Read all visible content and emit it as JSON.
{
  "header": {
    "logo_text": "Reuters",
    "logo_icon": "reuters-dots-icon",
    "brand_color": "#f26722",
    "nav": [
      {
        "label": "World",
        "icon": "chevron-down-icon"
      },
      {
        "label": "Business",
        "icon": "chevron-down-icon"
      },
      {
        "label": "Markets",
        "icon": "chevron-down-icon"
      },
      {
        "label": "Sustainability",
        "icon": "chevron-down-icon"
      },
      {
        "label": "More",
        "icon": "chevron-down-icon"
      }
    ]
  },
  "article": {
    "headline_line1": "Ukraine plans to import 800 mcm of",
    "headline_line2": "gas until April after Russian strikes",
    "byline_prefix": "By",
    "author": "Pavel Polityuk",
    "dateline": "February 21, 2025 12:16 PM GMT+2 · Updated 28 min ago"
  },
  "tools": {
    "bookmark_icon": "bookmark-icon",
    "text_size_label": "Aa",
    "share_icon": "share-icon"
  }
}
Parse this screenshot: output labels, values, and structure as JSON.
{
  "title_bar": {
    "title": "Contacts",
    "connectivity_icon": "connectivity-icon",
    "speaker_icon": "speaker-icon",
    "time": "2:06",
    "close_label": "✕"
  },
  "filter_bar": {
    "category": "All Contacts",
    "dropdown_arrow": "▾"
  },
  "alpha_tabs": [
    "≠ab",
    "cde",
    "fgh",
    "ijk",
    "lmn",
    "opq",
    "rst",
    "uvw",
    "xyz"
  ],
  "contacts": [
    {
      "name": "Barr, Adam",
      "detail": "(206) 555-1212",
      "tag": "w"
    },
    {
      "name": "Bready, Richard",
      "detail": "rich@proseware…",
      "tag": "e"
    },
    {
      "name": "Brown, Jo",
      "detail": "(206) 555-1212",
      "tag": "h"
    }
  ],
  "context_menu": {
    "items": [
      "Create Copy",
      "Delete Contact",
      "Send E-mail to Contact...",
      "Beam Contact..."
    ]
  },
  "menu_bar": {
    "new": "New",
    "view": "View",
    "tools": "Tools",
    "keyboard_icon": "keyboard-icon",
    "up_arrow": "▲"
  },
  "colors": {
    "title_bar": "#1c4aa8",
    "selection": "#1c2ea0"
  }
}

================

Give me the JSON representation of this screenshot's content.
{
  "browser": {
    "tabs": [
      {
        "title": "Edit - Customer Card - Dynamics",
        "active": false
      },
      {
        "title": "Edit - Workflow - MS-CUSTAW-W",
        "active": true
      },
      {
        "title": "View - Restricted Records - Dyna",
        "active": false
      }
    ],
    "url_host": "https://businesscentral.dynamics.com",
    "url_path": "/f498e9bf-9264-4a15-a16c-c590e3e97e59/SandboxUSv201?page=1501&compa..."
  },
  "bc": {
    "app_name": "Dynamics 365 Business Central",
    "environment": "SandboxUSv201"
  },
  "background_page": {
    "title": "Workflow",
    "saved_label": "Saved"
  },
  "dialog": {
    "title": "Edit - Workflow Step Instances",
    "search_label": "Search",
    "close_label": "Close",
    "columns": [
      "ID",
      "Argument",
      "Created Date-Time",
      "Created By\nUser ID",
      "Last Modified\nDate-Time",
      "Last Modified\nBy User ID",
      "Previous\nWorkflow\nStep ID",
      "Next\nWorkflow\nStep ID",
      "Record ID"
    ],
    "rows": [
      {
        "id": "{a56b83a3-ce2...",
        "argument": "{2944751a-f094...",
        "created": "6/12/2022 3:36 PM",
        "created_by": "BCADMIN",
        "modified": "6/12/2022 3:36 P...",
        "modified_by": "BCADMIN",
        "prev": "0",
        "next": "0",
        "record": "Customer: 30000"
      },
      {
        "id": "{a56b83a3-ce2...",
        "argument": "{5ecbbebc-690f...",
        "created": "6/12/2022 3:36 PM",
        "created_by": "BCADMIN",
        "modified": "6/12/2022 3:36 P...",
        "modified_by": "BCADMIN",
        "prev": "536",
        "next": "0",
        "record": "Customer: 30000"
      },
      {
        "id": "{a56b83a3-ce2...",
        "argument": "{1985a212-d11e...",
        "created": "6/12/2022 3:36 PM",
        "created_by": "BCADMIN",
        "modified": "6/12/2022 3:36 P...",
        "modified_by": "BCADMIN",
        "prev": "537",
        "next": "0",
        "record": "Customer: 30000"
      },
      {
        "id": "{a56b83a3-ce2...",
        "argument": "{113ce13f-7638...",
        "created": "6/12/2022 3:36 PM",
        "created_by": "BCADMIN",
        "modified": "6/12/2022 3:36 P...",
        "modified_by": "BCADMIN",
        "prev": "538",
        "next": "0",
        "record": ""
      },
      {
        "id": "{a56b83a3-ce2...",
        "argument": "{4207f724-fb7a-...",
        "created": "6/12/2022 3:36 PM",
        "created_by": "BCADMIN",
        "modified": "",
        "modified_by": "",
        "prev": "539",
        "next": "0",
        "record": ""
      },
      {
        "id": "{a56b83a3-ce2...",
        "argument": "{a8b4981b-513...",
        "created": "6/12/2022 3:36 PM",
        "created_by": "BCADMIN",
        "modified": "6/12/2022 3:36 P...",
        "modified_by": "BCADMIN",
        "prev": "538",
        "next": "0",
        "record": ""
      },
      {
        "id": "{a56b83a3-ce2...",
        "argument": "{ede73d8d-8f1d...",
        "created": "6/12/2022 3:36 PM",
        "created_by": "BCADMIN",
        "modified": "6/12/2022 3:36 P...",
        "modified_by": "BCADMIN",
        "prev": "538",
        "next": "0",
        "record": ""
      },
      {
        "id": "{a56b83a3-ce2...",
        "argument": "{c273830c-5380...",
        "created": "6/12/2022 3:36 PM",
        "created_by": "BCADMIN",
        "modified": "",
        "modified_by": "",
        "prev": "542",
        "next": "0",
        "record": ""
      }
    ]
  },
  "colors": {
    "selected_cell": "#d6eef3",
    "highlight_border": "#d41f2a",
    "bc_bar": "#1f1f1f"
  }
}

================

- PROBLEM DESCRIPTION
Count the lines above that contain the word "content". Give only the number.

- TASK OUTPUT
2